_STATED GOAL_.
Every line that holds "description" should be shown.
-- begin --
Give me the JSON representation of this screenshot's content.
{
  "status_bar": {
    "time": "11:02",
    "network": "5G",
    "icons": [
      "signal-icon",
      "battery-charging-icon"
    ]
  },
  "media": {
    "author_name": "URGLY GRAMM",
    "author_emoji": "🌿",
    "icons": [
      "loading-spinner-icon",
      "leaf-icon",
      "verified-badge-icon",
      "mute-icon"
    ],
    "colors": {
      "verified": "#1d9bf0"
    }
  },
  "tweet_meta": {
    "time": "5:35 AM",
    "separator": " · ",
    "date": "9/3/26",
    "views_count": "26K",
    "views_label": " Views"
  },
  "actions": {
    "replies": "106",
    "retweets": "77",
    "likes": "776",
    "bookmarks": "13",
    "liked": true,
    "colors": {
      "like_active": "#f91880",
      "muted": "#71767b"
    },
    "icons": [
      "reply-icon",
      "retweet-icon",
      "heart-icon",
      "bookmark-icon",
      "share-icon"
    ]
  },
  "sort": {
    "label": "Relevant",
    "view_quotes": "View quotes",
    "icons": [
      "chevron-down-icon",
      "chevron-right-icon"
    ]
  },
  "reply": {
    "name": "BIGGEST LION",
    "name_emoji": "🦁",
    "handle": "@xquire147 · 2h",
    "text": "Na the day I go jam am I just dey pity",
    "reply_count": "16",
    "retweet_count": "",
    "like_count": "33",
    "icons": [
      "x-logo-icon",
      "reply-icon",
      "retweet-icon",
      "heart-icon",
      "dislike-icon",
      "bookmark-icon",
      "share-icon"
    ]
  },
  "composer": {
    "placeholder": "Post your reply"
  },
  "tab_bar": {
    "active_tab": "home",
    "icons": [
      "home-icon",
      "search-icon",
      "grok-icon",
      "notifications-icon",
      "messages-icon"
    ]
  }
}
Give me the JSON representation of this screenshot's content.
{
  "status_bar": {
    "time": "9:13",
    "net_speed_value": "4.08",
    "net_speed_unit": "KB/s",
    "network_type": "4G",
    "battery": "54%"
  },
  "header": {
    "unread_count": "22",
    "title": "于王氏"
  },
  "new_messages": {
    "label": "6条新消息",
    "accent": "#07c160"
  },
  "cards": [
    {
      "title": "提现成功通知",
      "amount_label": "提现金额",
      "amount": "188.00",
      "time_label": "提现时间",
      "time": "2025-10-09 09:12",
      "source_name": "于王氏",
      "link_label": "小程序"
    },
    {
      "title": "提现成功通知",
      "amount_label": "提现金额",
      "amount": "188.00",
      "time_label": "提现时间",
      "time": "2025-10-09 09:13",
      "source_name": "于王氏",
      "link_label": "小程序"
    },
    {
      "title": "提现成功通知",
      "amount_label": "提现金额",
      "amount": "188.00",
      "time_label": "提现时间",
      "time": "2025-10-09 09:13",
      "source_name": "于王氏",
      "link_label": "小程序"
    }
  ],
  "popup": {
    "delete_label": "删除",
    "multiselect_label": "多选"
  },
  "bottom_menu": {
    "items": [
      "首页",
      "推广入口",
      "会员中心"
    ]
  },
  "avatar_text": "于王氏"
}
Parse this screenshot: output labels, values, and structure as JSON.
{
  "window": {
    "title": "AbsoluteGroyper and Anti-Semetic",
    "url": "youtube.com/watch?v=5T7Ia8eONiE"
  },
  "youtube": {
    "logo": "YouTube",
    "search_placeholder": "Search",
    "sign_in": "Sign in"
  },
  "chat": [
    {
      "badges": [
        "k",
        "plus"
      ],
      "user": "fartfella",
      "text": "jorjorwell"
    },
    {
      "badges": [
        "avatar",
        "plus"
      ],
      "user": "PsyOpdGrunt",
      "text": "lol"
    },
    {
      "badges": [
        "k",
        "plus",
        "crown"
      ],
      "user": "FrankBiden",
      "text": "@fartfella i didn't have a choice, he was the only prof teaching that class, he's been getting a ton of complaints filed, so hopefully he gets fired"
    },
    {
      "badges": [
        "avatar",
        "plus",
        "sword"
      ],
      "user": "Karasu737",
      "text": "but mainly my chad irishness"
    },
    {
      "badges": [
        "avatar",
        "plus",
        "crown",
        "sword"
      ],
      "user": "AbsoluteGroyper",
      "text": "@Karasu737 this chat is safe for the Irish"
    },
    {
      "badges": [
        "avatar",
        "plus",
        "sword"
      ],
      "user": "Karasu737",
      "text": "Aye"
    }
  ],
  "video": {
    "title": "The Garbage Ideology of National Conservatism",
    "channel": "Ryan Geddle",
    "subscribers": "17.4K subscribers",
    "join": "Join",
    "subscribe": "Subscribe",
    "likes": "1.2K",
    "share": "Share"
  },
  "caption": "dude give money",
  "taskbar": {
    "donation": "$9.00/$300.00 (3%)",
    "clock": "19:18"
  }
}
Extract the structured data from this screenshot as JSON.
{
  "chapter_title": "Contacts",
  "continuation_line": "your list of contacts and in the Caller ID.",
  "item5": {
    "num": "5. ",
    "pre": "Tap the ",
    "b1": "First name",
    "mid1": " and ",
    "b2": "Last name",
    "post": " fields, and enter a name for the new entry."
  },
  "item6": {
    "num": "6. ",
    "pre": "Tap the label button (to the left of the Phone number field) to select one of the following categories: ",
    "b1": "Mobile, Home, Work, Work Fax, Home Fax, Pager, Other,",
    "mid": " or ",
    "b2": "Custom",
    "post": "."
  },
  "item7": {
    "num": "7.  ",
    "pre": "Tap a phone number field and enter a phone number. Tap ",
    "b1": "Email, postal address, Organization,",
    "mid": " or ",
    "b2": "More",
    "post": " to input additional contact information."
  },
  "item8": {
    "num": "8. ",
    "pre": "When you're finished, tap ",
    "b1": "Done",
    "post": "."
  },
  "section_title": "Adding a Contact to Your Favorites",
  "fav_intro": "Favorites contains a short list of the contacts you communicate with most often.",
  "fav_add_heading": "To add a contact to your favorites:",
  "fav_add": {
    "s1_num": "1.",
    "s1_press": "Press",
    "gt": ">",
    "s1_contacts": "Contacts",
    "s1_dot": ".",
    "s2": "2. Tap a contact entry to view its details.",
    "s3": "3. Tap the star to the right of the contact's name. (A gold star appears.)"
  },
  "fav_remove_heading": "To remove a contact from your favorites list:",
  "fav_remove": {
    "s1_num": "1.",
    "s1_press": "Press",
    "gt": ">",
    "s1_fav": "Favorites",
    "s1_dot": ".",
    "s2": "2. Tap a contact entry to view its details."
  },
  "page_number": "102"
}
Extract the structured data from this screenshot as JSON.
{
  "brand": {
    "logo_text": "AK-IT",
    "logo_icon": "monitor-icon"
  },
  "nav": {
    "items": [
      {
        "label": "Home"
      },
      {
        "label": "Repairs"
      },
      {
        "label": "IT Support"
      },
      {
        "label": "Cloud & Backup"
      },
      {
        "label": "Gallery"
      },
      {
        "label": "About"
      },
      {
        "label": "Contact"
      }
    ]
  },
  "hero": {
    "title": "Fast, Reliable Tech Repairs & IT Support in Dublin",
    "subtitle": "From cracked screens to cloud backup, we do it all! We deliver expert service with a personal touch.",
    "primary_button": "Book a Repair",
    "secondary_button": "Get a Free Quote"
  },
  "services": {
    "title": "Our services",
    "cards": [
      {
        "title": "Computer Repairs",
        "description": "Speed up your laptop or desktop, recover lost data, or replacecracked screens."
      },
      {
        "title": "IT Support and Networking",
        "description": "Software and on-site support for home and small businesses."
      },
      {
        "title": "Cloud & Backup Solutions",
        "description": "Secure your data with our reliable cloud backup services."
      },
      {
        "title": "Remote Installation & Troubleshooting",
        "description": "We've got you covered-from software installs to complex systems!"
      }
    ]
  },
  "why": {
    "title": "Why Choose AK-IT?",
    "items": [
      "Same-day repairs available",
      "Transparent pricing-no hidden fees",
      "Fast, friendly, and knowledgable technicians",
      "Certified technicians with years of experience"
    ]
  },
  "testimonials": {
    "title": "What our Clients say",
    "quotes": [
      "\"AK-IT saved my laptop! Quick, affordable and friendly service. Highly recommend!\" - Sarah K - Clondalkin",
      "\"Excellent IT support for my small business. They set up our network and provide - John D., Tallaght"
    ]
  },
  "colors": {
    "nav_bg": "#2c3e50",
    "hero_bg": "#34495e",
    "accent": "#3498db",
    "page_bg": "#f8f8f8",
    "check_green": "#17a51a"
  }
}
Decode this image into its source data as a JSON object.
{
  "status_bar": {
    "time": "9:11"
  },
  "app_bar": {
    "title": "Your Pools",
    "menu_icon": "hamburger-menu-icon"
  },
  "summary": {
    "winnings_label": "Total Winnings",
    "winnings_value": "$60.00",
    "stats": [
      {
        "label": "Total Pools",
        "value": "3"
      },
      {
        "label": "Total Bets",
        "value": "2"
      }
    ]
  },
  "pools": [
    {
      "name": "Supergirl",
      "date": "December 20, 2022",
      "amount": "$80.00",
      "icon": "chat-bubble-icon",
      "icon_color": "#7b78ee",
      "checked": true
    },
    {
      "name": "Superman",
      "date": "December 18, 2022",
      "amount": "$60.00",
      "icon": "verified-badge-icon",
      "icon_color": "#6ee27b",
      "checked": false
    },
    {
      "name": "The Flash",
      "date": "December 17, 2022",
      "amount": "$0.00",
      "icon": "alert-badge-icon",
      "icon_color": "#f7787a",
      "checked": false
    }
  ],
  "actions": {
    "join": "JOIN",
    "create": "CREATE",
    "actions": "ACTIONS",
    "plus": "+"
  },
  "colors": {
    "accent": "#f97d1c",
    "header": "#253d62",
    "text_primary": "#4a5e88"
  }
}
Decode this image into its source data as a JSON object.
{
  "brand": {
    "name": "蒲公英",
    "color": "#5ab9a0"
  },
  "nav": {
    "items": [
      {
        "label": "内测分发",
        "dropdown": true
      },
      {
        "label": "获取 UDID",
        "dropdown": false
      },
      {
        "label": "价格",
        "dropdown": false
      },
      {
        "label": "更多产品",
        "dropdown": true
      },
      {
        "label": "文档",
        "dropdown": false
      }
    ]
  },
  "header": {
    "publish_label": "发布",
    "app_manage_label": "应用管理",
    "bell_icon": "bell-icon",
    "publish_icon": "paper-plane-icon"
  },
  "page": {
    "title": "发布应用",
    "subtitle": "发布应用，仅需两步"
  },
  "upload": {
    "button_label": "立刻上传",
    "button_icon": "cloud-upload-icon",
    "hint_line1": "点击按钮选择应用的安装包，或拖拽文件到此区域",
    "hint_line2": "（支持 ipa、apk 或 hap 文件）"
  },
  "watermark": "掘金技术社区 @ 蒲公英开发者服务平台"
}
-- end --
_EXERCISE ANSWER_.
        "description": "Speed up your laptop or desktop, recover lost data, or replacecracked screens."
        "description": "Software and on-site support for home and small businesses."
        "description": "Secure your data with our reliable cloud backup services."
        "description": "We've got you covered-from software installs to complex systems!"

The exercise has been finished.